-- Passage shown start --

Hmm... i've got the Co2 diffused with the open bottle setup. Basically it's a bottled water that i cutout the sides of. The thing is weighed down by sand and rocks and the Co2 tubing goes right into the middle and floats up and collects towards the top of the bottle. Very few bubbles manage to escape. 

I see a few of my plants having the "pearling" effect. 

Is it still possible it's not being diffused properly? There's probably a bubble every 5 seconds.


----------



## Ownager2004 (Apr 4, 2005)

That method of diffusion is one of the least effective. Its passive... Also, the surface area of the flat bubble you are creating is no where near the amount of surface area if you had the same amount of gas in small bubbles. Sure the contact time *may* be longer, but once the bottle fills up with gas doesn't the same amount of gas leave that enters?

If you have a cannister filter that is one best methods of diffusion. Simply use an airstone(preferably limewood) and direct the bubbles into the intake. If you dont look into a ceramic disk or sintered glass(not sure if they use these in CO2) diffuser. If thats to expensive then look into a powerhead powered DIY set up.


----------



## Alin10123 (May 22, 2005)

Ownager2004 said:


> That method of diffusion is one of the least effective. Its passive... Also, the surface area of the flat bubble you are creating is no where near the amount of surface area if you had the same amount of gas in small bubbles. Sure the contact time *may* be longer, but once the bottle fills up with gas doesn't the same amount of gas leave that enters?
> 
> If you have a cannister filter that is one best methods of diffusion. Simply use an airstone(preferably limewood) and direct the bubbles into the intake. If you dont look into a ceramic disk or sintered glass(not sure if they use these in CO2) diffuser. If thats to expensive then look into a powerhead powered DIY set up.


I tried with a regular airstone to get bubbled into the intake but they were having a hard time getting sucked into my canister intake. Will the limewood airstone be better and produce smaller bubbles? 

I'm also sort of nervous about the possibility of the airstone clogging up overtime and if i dont catch it, kablooey all over.


----------



## Alin10123 (May 22, 2005)

actually... been thinking... what if i made a hole in the intake strainer and just put the CO2 tube into there directly. Would that work? THe replacement part is only $4.99 if i had to replace it. 
Would that be safe for me soda bottle though? i dont want the thing to suck air out of the bottle and eventually suck the con****tion into the tank if it ever stopped producing CO2 one day.


----------



## Ownager2004 (Apr 4, 2005)

I dont know if it would have enough suction to suck the stuff into your tank or not.

-- Passage shown end --
-- Recorded information start --

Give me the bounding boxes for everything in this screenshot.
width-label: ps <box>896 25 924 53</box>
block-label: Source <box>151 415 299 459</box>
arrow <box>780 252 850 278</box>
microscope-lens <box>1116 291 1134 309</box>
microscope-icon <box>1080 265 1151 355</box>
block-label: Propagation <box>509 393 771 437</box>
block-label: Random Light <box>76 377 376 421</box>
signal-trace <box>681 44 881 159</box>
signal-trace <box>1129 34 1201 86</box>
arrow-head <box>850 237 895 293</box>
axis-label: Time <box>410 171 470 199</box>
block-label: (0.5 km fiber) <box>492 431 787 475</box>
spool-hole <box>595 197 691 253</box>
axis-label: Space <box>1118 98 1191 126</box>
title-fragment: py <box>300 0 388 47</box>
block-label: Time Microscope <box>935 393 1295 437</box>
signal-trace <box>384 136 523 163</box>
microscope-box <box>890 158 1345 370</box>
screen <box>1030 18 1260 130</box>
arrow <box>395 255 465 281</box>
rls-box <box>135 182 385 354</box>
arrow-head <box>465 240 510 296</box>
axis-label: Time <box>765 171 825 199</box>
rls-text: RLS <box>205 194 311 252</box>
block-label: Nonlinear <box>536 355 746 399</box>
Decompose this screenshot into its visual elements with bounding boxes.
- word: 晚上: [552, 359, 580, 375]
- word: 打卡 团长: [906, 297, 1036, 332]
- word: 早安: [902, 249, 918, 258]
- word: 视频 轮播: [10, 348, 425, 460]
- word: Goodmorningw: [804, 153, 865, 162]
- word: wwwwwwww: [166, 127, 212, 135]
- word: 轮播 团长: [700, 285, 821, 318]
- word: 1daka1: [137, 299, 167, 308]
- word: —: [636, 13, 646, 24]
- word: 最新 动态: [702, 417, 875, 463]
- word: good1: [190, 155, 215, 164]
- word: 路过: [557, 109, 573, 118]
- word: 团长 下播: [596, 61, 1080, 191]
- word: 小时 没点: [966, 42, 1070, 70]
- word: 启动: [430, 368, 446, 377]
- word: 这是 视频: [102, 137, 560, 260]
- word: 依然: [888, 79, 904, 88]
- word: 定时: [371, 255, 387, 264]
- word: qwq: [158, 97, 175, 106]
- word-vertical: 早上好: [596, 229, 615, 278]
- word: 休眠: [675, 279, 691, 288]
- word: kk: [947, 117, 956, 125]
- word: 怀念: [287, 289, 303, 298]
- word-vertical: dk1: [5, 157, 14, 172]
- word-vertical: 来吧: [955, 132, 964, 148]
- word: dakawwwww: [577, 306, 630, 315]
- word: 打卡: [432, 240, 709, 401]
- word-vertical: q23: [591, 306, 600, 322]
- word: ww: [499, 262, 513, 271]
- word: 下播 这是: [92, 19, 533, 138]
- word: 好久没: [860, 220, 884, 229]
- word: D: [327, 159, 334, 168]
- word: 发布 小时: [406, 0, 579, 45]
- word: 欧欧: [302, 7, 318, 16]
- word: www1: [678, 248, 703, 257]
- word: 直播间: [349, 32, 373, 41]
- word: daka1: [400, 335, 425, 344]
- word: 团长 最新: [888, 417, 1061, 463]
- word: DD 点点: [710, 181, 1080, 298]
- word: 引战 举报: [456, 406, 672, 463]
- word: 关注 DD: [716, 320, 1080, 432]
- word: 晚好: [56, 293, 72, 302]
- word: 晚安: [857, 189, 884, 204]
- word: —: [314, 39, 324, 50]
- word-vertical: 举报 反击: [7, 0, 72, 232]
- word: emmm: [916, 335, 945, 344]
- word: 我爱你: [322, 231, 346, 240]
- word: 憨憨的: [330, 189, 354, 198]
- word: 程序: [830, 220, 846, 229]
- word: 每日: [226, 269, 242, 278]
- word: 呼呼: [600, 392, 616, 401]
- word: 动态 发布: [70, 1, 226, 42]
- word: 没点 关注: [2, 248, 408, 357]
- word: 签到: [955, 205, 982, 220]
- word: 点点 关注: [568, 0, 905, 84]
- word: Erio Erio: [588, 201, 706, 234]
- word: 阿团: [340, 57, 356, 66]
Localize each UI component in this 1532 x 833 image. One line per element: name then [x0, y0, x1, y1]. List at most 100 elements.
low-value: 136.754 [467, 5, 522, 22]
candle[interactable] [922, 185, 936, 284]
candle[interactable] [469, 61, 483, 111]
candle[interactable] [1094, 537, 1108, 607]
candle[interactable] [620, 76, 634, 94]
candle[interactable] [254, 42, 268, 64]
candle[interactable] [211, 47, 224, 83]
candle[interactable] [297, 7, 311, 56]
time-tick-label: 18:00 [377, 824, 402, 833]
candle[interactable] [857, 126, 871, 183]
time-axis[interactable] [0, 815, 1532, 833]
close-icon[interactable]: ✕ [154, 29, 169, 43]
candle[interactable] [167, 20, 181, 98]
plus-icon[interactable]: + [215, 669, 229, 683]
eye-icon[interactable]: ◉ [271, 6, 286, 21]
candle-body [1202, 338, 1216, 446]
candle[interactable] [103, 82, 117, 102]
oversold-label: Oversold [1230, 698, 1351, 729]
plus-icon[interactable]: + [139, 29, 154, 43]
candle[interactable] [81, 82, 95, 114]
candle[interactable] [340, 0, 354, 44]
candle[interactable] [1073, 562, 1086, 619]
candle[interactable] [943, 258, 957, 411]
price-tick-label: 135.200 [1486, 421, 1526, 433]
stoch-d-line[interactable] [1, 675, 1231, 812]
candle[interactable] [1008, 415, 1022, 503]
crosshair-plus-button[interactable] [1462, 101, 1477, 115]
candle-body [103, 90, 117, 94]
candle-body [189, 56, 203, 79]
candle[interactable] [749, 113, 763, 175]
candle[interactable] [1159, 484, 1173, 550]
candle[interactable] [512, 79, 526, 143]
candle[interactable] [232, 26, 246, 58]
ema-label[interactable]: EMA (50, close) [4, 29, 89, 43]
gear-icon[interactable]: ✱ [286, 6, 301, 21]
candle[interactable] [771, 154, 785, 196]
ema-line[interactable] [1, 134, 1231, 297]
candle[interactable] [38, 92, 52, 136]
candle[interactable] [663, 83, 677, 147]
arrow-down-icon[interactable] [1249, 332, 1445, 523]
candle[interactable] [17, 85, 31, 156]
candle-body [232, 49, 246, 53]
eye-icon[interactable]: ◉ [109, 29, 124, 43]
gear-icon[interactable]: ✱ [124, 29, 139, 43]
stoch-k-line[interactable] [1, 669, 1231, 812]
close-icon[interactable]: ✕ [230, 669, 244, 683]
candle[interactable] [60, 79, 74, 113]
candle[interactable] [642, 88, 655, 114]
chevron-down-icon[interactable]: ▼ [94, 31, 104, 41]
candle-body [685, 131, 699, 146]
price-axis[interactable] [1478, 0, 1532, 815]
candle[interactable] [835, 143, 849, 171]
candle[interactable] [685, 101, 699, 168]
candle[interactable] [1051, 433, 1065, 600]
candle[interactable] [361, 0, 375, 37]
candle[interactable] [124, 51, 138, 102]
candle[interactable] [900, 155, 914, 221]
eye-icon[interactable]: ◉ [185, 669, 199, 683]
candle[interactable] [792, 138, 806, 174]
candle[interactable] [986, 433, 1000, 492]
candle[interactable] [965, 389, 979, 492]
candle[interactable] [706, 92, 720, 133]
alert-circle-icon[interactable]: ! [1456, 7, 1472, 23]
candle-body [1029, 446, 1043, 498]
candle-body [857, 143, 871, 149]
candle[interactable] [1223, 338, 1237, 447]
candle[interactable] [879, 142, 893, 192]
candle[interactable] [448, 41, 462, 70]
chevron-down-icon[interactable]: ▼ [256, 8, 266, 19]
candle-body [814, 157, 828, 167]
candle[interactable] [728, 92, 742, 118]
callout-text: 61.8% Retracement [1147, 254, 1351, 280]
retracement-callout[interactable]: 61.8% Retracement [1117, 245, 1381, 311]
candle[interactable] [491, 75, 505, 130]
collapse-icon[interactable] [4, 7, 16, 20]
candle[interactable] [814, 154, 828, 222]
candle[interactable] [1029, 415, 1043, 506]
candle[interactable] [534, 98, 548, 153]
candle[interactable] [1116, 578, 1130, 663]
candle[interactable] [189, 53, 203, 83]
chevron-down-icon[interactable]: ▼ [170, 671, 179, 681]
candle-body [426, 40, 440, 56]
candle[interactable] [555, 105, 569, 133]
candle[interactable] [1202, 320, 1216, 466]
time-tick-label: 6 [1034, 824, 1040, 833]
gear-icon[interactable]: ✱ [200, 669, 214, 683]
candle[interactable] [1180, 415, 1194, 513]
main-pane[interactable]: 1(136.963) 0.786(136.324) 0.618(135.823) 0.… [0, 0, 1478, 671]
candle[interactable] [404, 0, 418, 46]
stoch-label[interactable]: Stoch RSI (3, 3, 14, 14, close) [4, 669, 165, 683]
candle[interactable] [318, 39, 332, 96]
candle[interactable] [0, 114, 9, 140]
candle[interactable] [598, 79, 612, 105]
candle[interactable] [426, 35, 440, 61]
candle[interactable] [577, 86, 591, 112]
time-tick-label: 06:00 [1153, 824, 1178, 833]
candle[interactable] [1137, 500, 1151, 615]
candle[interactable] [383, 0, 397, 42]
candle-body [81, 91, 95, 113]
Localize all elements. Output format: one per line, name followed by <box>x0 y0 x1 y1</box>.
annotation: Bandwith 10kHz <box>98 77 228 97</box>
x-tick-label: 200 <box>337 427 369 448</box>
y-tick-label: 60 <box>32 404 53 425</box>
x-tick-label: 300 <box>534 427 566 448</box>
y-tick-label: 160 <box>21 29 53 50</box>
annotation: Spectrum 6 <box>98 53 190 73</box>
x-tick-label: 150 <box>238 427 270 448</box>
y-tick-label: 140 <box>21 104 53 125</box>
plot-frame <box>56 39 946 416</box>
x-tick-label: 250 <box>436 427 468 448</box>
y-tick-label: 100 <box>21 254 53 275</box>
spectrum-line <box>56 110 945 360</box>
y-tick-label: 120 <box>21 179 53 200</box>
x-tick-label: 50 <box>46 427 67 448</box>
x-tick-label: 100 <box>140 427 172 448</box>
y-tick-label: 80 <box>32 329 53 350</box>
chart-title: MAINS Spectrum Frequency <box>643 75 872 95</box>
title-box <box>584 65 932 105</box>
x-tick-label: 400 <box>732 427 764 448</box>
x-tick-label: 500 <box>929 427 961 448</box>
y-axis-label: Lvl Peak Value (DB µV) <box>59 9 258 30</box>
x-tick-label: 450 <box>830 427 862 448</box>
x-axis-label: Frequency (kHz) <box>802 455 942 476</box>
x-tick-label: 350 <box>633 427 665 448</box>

-- Recorded information end --

- **Required work**
1. Summarize the thread on CO2 diffusion in three sentences.
2. Write the next reply in the thread on CO2 diffusion, picking up after its last post.
The material above comes from a separate source.

- **Outputs**
1. A poster who diffuses CO2 into a cut-open water bottle weighed down with sand and rocks asks whether the gas may still be poorly diffused, even though some plants are pearling. Ownager2004 calls this passive method one of the least effective and recommends sending airstone bubbles into a canister filter intake, or else using a ceramic disk, a sintered glass diffuser, or a powerhead-driven DIY setup. Alin10123 says regular airstone bubbles were hard to pull into the intake and worries about clogging, then proposes running the CO2 tube straight into a hole in the intake strainer, and Ownager2004 is unsure whether the suction would be strong enough to draw the bottle's mixture into the tank.

2.
Limewood makes smaller bubbles that dont rise to the surface nearly as fast as the bigger normal airstone bubbles. So its much easier for the intake to pull them in.

One reason why a lot of people dont put the airline directly into the intake without bubbling it, is that when the impeller hits a CO2 bubble that big it makes a noise (atleast mine did anyways with my HOB... it gets annoying). Also, just a geuss, but I dont think it would diffuse as well with the big bubbles.


----------



## Alin10123 (May 22, 2005)

How about one of these for CO2 diffusion? 
http://cgi.ebay.com/ws/eBayISAPI.dll?ViewItem&item=7756422259&rd=1&sspagename=STRK:MEWA:IT&rd=1

My LFS uses one of these in their heavily planted tank and it seems to work really well for them.


----------



## Damon (Jan 18, 2005)

Its a good reactor........
Better for pressurized system.
http://www.aquaticeco.com/index.cfm/fuseaction/product.detail/iid/9751/cid/2328
The best diffusers I have ever used (Part No. AS10) and cheap. Buy 3-5 and change them every 4 months. They are cleanable by soaking in bleach. Pull one out and pop another one in while you're cleaning the old one.


----------



## girth vader (Apr 24, 2006)

Alin10123 said:


> Tank specs
> 55 gallon glass tank
> Tahitian moon sand
> 130 Watts Coralife 6700K power compact
> ...


flourish trace.........


----------



## Alin10123 (May 22, 2005)

Ok... got the CO2 thing going better now. Plants seem to be doing even better. 

Upon further research i have concluded that the algae growing on some of my plants isn't hair algae but a "fuzz algae" according to some descriptions. I'm still sticking with the CO2 thing and ferts. 

The hair algae was like this whitish greenish color until i messed with the CO2. Now it's turning sort of red. 

Does that mean it's dying off?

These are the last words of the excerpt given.